*Goal:* Rewrite these lines with "screenshot" changed to "capture", keeping everything else the same.

*Data entries:*
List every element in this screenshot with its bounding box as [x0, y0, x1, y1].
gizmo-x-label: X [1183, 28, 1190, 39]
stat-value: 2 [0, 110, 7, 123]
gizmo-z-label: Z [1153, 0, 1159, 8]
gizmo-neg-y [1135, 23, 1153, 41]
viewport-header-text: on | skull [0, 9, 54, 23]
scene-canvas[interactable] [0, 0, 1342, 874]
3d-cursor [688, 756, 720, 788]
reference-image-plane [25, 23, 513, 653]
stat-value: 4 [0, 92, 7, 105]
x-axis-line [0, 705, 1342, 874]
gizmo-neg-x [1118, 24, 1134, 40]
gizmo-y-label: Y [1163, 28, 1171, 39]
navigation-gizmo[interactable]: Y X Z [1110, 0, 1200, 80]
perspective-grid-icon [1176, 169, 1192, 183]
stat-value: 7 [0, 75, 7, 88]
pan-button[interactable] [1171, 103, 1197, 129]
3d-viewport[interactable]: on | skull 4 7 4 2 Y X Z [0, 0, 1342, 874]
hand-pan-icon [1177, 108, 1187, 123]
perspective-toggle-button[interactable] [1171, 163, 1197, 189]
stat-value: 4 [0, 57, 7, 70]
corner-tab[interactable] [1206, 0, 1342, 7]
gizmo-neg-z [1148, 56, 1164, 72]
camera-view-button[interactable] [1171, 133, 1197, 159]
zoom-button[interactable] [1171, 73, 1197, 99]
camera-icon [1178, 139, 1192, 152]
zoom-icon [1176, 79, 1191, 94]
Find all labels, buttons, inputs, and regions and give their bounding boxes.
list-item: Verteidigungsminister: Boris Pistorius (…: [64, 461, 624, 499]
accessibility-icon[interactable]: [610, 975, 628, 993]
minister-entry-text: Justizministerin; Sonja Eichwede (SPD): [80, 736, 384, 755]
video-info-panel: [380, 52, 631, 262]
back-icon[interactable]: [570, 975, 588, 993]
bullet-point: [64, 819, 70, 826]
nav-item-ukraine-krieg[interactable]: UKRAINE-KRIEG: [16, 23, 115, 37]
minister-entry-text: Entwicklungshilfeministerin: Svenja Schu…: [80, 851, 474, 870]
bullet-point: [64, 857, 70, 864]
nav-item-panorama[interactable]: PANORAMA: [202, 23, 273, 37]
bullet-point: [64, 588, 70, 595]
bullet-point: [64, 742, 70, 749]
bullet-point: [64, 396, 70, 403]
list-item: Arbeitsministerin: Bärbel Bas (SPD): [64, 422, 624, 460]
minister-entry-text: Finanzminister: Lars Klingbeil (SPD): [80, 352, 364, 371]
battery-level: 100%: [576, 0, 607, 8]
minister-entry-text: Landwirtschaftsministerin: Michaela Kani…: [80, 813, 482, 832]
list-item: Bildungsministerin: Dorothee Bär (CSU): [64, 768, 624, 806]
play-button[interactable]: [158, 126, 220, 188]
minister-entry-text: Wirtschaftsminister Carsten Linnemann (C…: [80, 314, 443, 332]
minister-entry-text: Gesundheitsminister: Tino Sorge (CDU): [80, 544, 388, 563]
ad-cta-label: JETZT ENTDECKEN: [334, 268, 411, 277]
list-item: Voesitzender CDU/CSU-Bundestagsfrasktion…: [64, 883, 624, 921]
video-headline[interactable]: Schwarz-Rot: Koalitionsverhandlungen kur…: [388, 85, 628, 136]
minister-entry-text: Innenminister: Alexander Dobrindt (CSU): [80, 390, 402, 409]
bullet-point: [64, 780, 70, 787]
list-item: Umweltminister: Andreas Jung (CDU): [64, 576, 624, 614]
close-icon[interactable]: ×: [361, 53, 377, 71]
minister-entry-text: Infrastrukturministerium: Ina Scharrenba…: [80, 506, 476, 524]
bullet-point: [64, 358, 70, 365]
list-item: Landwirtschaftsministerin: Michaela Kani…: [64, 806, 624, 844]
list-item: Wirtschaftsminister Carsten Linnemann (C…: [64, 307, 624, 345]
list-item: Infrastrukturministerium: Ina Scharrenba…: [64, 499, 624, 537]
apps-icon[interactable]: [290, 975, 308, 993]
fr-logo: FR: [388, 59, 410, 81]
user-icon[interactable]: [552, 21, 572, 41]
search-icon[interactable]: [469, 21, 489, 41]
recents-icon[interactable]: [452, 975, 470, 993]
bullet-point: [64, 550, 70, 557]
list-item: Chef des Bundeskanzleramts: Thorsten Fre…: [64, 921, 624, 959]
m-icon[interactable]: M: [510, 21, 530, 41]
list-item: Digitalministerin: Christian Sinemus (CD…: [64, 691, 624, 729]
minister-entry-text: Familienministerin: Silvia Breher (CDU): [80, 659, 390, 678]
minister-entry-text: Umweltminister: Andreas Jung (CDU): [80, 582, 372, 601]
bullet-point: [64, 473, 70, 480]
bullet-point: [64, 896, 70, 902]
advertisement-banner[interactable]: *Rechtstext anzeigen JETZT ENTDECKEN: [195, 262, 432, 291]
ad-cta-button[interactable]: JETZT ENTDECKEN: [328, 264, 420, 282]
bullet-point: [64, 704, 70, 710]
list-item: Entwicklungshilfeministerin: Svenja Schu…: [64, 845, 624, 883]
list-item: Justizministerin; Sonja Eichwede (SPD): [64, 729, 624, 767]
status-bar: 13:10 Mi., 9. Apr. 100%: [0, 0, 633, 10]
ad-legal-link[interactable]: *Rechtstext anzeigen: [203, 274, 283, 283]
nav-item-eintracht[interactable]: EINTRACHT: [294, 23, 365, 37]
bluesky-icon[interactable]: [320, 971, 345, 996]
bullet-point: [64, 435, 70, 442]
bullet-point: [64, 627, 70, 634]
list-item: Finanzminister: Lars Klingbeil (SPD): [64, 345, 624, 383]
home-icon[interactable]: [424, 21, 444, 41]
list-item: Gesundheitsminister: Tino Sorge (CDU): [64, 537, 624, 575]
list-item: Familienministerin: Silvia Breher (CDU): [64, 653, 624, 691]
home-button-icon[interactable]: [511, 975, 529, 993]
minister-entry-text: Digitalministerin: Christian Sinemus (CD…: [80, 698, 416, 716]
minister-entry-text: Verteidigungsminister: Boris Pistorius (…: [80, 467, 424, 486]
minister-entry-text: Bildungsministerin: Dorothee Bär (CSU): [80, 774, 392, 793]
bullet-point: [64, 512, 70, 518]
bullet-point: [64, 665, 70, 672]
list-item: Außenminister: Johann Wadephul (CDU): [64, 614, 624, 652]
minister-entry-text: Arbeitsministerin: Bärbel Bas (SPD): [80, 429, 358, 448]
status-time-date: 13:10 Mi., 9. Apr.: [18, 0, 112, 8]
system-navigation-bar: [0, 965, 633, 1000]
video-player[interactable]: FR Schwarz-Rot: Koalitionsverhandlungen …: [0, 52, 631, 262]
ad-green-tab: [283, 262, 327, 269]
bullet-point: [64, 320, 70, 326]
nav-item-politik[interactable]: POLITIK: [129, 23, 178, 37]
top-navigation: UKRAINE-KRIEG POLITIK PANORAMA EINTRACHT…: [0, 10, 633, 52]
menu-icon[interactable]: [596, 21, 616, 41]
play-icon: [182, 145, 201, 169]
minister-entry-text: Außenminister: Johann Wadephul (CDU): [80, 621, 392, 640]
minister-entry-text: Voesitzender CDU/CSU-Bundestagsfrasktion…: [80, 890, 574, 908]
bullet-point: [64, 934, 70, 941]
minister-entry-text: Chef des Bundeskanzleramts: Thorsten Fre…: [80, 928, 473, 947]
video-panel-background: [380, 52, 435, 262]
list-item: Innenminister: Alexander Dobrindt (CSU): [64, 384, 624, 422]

*The response:*
List every element in this capture with its bounding box as [x0, y0, x1, y1].
gizmo-x-label: X [1183, 28, 1190, 39]
stat-value: 2 [0, 110, 7, 123]
gizmo-z-label: Z [1153, 0, 1159, 8]
gizmo-neg-y [1135, 23, 1153, 41]
viewport-header-text: on | skull [0, 9, 54, 23]
scene-canvas[interactable] [0, 0, 1342, 874]
3d-cursor [688, 756, 720, 788]
reference-image-plane [25, 23, 513, 653]
stat-value: 4 [0, 92, 7, 105]
x-axis-line [0, 705, 1342, 874]
gizmo-neg-x [1118, 24, 1134, 40]
gizmo-y-label: Y [1163, 28, 1171, 39]
navigation-gizmo[interactable]: Y X Z [1110, 0, 1200, 80]
perspective-grid-icon [1176, 169, 1192, 183]
stat-value: 7 [0, 75, 7, 88]
pan-button[interactable] [1171, 103, 1197, 129]
3d-viewport[interactable]: on | skull 4 7 4 2 Y X Z [0, 0, 1342, 874]
hand-pan-icon [1177, 108, 1187, 123]
perspective-toggle-button[interactable] [1171, 163, 1197, 189]
stat-value: 4 [0, 57, 7, 70]
corner-tab[interactable] [1206, 0, 1342, 7]
gizmo-neg-z [1148, 56, 1164, 72]
camera-view-button[interactable] [1171, 133, 1197, 159]
zoom-button[interactable] [1171, 73, 1197, 99]
camera-icon [1178, 139, 1192, 152]
zoom-icon [1176, 79, 1191, 94]
Find all labels, buttons, inputs, and regions and give their bounding boxes.
list-item: Verteidigungsminister: Boris Pistorius (…: [64, 461, 624, 499]
accessibility-icon[interactable]: [610, 975, 628, 993]
minister-entry-text: Justizministerin; Sonja Eichwede (SPD): [80, 736, 384, 755]
video-info-panel: [380, 52, 631, 262]
back-icon[interactable]: [570, 975, 588, 993]
bullet-point: [64, 819, 70, 826]
nav-item-ukraine-krieg[interactable]: UKRAINE-KRIEG: [16, 23, 115, 37]
minister-entry-text: Entwicklungshilfeministerin: Svenja Schu…: [80, 851, 474, 870]
bullet-point: [64, 857, 70, 864]
nav-item-panorama[interactable]: PANORAMA: [202, 23, 273, 37]
bullet-point: [64, 588, 70, 595]
bullet-point: [64, 742, 70, 749]
bullet-point: [64, 396, 70, 403]
list-item: Arbeitsministerin: Bärbel Bas (SPD): [64, 422, 624, 460]
minister-entry-text: Finanzminister: Lars Klingbeil (SPD): [80, 352, 364, 371]
battery-level: 100%: [576, 0, 607, 8]
minister-entry-text: Landwirtschaftsministerin: Michaela Kani…: [80, 813, 482, 832]
list-item: Bildungsministerin: Dorothee Bär (CSU): [64, 768, 624, 806]
play-button[interactable]: [158, 126, 220, 188]
minister-entry-text: Wirtschaftsminister Carsten Linnemann (C…: [80, 314, 443, 332]
minister-entry-text: Gesundheitsminister: Tino Sorge (CDU): [80, 544, 388, 563]
ad-cta-label: JETZT ENTDECKEN: [334, 268, 411, 277]
list-item: Voesitzender CDU/CSU-Bundestagsfrasktion…: [64, 883, 624, 921]
video-headline[interactable]: Schwarz-Rot: Koalitionsverhandlungen kur…: [388, 85, 628, 136]
minister-entry-text: Innenminister: Alexander Dobrindt (CSU): [80, 390, 402, 409]
bullet-point: [64, 780, 70, 787]
list-item: Umweltminister: Andreas Jung (CDU): [64, 576, 624, 614]
close-icon[interactable]: ×: [361, 53, 377, 71]
minister-entry-text: Infrastrukturministerium: Ina Scharrenba…: [80, 506, 476, 524]
bullet-point: [64, 358, 70, 365]
list-item: Landwirtschaftsministerin: Michaela Kani…: [64, 806, 624, 844]
list-item: Wirtschaftsminister Carsten Linnemann (C…: [64, 307, 624, 345]
list-item: Infrastrukturministerium: Ina Scharrenba…: [64, 499, 624, 537]
apps-icon[interactable]: [290, 975, 308, 993]
fr-logo: FR: [388, 59, 410, 81]
user-icon[interactable]: [552, 21, 572, 41]
search-icon[interactable]: [469, 21, 489, 41]
recents-icon[interactable]: [452, 975, 470, 993]
bullet-point: [64, 550, 70, 557]
list-item: Chef des Bundeskanzleramts: Thorsten Fre…: [64, 921, 624, 959]
m-icon[interactable]: M: [510, 21, 530, 41]
list-item: Digitalministerin: Christian Sinemus (CD…: [64, 691, 624, 729]
minister-entry-text: Familienministerin: Silvia Breher (CDU): [80, 659, 390, 678]
minister-entry-text: Umweltminister: Andreas Jung (CDU): [80, 582, 372, 601]
bullet-point: [64, 473, 70, 480]
bullet-point: [64, 896, 70, 902]
advertisement-banner[interactable]: *Rechtstext anzeigen JETZT ENTDECKEN: [195, 262, 432, 291]
ad-cta-button[interactable]: JETZT ENTDECKEN: [328, 264, 420, 282]
bullet-point: [64, 704, 70, 710]
list-item: Entwicklungshilfeministerin: Svenja Schu…: [64, 845, 624, 883]
list-item: Justizministerin; Sonja Eichwede (SPD): [64, 729, 624, 767]
status-bar: 13:10 Mi., 9. Apr. 100%: [0, 0, 633, 10]
ad-legal-link[interactable]: *Rechtstext anzeigen: [203, 274, 283, 283]
nav-item-eintracht[interactable]: EINTRACHT: [294, 23, 365, 37]
bluesky-icon[interactable]: [320, 971, 345, 996]
bullet-point: [64, 435, 70, 442]
bullet-point: [64, 627, 70, 634]
list-item: Finanzminister: Lars Klingbeil (SPD): [64, 345, 624, 383]
home-icon[interactable]: [424, 21, 444, 41]
list-item: Gesundheitsminister: Tino Sorge (CDU): [64, 537, 624, 575]
list-item: Familienministerin: Silvia Breher (CDU): [64, 653, 624, 691]
home-button-icon[interactable]: [511, 975, 529, 993]
minister-entry-text: Digitalministerin: Christian Sinemus (CD…: [80, 698, 416, 716]
minister-entry-text: Verteidigungsminister: Boris Pistorius (…: [80, 467, 424, 486]
minister-entry-text: Bildungsministerin: Dorothee Bär (CSU): [80, 774, 392, 793]
bullet-point: [64, 512, 70, 518]
bullet-point: [64, 665, 70, 672]
list-item: Außenminister: Johann Wadephul (CDU): [64, 614, 624, 652]
minister-entry-text: Arbeitsministerin: Bärbel Bas (SPD): [80, 429, 358, 448]
status-time-date: 13:10 Mi., 9. Apr.: [18, 0, 112, 8]
system-navigation-bar: [0, 965, 633, 1000]
video-player[interactable]: FR Schwarz-Rot: Koalitionsverhandlungen …: [0, 52, 631, 262]
ad-green-tab: [283, 262, 327, 269]
bullet-point: [64, 320, 70, 326]
nav-item-politik[interactable]: POLITIK: [129, 23, 178, 37]
top-navigation: UKRAINE-KRIEG POLITIK PANORAMA EINTRACHT…: [0, 10, 633, 52]
menu-icon[interactable]: [596, 21, 616, 41]
play-icon: [182, 145, 201, 169]
minister-entry-text: Außenminister: Johann Wadephul (CDU): [80, 621, 392, 640]
minister-entry-text: Voesitzender CDU/CSU-Bundestagsfrasktion…: [80, 890, 574, 908]
bullet-point: [64, 934, 70, 941]
minister-entry-text: Chef des Bundeskanzleramts: Thorsten Fre…: [80, 928, 473, 947]
video-panel-background: [380, 52, 435, 262]
list-item: Innenminister: Alexander Dobrindt (CSU): [64, 384, 624, 422]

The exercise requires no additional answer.